## The problem
Show every line below where "fantasy" can be found.

## Given data
┌──

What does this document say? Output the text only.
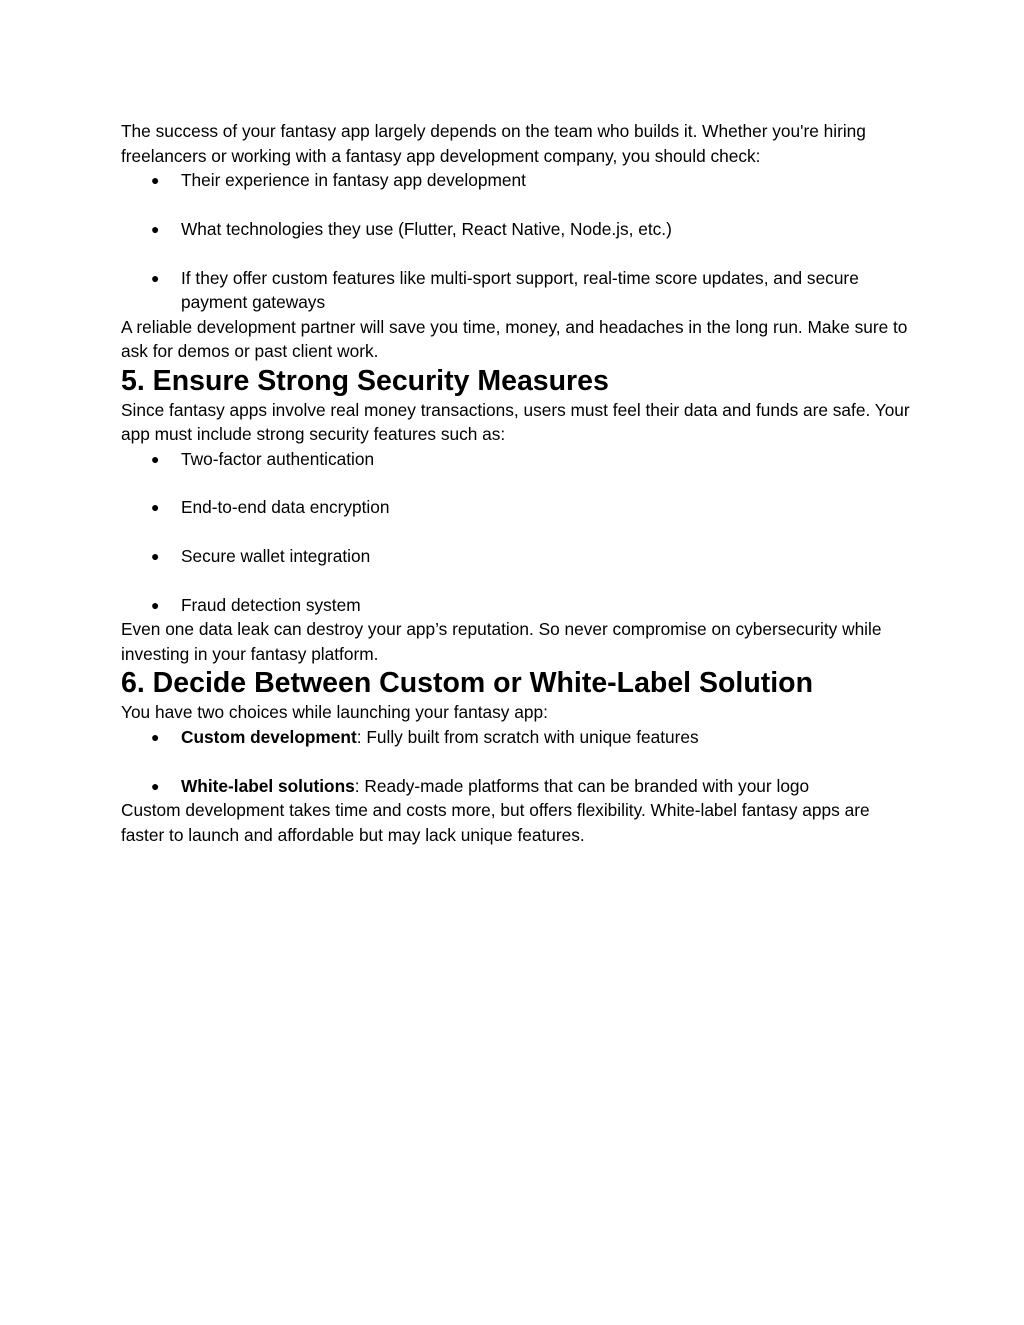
The success of your fantasy app largely depends on the team who builds it. Whether you're hiring freelancers or working with a fantasy app development company, you should check:

● Their experience in fantasy app development
● What technologies they use (Flutter, React Native, Node.js, etc.)
● If they offer custom features like multi-sport support, real-time score updates, and secure payment gateways

A reliable development partner will save you time, money, and headaches in the long run. Make sure to ask for demos or past client work.

5. Ensure Strong Security Measures

Since fantasy apps involve real money transactions, users must feel their data and funds are safe. Your app must include strong security features such as:

● Two-factor authentication
● End-to-end data encryption
● Secure wallet integration
● Fraud detection system

Even one data leak can destroy your app’s reputation. So never compromise on cybersecurity while investing in your fantasy platform.

6. Decide Between Custom or White-Label Solution

You have two choices while launching your fantasy app:

● Custom development: Fully built from scratch with unique features
● White-label solutions: Ready-made platforms that can be branded with your logo

Custom development takes time and costs more, but offers flexibility. White-label fantasy apps are faster to launch and affordable but may lack unique features.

└──

## Solution for this problem
The success of your fantasy app largely depends on the team who builds it. Whether you're hiring freelancers or working with a fantasy app development company, you should check:
● Their experience in fantasy app development
Since fantasy apps involve real money transactions, users must feel their data and funds are safe. Your app must include strong security features such as:
Even one data leak can destroy your app’s reputation. So never compromise on cybersecurity while investing in your fantasy platform.
You have two choices while launching your fantasy app:
Custom development takes time and costs more, but offers flexibility. White-label fantasy apps are faster to launch and affordable but may lack unique features.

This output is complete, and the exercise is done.